-------- Supplied data --------

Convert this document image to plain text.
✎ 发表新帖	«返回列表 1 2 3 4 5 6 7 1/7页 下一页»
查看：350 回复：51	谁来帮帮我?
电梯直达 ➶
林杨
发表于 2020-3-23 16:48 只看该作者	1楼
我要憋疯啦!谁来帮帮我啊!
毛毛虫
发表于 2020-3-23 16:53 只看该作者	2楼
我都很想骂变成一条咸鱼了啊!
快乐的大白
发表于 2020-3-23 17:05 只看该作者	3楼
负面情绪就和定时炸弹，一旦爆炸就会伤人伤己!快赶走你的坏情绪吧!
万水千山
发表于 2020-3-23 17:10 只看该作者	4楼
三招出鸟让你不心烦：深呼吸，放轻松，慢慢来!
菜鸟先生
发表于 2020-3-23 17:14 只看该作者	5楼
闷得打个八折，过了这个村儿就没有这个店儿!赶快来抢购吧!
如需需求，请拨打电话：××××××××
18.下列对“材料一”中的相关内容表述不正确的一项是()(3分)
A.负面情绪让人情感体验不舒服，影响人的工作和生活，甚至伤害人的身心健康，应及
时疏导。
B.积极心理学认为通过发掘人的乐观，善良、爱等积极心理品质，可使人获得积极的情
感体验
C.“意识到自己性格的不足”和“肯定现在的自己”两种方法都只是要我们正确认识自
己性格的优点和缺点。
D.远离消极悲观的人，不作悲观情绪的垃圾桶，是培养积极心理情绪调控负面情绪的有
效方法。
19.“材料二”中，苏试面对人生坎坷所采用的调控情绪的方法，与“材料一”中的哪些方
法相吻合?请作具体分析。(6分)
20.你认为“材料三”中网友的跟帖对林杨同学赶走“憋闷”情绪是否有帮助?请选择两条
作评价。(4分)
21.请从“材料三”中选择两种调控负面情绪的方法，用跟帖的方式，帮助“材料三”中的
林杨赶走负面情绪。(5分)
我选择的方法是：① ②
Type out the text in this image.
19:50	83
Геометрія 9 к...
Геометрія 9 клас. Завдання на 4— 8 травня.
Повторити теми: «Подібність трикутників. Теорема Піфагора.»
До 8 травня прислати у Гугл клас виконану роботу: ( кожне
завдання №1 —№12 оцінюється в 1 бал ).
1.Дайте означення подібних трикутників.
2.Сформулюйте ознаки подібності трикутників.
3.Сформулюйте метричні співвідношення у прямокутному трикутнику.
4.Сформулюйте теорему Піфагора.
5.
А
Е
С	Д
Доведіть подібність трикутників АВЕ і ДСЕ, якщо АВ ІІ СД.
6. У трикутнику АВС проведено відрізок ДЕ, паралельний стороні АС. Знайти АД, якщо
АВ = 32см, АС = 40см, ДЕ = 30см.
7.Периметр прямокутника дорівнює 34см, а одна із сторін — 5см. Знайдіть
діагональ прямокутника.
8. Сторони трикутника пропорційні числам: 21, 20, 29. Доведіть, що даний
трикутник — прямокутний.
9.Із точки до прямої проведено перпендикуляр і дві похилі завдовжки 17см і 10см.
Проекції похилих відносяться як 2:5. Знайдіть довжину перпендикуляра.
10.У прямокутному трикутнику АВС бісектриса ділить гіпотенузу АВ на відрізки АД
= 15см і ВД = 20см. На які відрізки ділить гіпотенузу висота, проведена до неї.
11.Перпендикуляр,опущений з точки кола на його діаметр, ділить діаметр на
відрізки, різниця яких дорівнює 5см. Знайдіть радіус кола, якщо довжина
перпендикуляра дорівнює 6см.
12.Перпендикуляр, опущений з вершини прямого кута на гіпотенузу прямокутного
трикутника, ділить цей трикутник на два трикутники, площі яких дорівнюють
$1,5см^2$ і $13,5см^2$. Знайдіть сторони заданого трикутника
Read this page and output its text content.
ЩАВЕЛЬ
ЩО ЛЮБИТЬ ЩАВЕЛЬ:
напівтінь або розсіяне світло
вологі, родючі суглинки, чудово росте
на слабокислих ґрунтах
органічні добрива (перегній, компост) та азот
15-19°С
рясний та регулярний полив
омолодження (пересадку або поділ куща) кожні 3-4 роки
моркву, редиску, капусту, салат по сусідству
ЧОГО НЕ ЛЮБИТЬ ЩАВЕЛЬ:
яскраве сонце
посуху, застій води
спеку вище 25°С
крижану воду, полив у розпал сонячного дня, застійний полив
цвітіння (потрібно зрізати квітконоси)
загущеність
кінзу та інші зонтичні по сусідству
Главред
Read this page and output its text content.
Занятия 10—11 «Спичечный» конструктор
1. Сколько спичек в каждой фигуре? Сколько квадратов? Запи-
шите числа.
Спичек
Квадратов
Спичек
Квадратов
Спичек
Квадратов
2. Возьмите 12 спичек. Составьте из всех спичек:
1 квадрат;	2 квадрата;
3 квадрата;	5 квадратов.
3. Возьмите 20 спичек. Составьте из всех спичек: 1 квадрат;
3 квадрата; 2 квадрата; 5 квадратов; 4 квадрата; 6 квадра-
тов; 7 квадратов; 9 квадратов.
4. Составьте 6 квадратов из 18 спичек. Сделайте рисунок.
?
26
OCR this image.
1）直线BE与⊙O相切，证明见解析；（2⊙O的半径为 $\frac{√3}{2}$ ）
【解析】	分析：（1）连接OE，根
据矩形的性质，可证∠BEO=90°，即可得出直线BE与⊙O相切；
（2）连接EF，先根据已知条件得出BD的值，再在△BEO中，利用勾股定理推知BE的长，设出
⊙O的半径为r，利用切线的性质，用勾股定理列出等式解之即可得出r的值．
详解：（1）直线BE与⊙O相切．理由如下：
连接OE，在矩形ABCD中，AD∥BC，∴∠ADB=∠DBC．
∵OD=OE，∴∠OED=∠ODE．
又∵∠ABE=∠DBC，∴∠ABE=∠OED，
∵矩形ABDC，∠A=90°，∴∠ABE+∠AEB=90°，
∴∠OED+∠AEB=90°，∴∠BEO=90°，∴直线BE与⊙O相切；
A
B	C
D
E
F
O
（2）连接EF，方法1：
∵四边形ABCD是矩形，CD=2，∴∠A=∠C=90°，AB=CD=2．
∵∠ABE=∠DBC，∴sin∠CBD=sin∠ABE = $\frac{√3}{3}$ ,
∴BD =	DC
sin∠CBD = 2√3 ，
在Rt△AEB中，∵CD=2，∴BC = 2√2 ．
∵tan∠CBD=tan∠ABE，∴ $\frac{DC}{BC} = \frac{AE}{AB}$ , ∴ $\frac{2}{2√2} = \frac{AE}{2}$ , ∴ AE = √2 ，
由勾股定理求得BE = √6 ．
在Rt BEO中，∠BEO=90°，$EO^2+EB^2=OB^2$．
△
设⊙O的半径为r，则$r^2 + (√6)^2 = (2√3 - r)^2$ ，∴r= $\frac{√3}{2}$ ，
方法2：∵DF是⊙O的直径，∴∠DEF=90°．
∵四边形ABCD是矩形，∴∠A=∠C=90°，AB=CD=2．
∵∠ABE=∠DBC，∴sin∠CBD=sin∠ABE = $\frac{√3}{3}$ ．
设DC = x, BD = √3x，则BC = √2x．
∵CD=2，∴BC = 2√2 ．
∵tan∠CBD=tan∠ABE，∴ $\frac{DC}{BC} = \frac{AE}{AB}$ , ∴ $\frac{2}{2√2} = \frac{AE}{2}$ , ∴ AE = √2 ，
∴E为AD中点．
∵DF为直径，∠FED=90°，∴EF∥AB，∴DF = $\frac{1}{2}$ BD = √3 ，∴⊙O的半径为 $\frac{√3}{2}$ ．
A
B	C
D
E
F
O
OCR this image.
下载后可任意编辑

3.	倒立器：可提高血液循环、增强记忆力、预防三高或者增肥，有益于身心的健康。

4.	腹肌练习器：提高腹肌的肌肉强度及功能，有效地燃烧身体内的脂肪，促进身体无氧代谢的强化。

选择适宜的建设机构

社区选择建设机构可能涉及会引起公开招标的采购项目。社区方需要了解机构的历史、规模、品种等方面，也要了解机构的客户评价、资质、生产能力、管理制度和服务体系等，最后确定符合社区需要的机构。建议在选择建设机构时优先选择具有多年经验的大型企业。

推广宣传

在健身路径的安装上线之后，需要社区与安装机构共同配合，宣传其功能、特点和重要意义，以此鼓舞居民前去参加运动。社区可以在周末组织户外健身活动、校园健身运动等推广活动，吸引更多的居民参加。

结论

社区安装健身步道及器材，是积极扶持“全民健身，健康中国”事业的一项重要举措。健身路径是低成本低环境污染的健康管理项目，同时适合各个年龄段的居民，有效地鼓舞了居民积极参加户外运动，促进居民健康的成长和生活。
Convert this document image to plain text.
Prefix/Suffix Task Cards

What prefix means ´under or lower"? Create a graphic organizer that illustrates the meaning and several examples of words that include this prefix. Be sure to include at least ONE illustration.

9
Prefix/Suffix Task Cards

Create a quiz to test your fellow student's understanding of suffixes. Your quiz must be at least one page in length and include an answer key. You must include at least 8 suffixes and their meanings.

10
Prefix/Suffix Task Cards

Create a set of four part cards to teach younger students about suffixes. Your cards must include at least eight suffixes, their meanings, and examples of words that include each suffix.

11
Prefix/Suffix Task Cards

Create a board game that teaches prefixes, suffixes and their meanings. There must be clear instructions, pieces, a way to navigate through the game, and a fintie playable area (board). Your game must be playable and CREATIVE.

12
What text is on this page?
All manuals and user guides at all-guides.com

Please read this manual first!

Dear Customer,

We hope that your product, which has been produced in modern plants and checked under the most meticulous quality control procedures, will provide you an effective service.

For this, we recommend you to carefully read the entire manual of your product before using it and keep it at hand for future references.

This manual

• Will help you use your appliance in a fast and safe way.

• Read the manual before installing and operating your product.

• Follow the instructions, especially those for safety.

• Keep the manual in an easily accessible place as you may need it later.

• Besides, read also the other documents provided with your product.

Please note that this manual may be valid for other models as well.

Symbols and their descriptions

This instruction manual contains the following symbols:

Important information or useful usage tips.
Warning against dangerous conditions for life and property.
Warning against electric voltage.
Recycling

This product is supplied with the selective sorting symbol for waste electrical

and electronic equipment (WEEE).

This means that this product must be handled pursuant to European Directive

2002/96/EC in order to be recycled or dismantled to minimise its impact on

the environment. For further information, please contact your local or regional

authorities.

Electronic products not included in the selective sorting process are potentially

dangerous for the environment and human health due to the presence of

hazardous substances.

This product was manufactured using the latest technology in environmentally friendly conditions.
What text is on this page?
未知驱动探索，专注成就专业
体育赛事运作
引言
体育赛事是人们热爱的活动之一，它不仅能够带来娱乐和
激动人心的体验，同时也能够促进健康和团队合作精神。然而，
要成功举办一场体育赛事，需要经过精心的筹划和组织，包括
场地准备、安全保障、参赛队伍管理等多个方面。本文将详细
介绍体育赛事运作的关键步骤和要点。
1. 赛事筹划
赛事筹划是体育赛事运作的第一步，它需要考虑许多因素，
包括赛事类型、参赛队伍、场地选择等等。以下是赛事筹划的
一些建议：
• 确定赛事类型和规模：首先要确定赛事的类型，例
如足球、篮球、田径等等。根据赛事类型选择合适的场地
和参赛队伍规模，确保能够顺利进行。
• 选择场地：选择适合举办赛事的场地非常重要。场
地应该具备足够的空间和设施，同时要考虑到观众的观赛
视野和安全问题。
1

--------

Required work =
Extract from the material all lines containing the string "трикутників".

Result of the exercise =
Повторити теми: «Подібність трикутників. Теорема Піфагора.»
1.Дайте означення подібних трикутників.
2.Сформулюйте ознаки подібності трикутників.
Доведіть подібність трикутників АВЕ і ДСЕ, якщо АВ ІІ СД.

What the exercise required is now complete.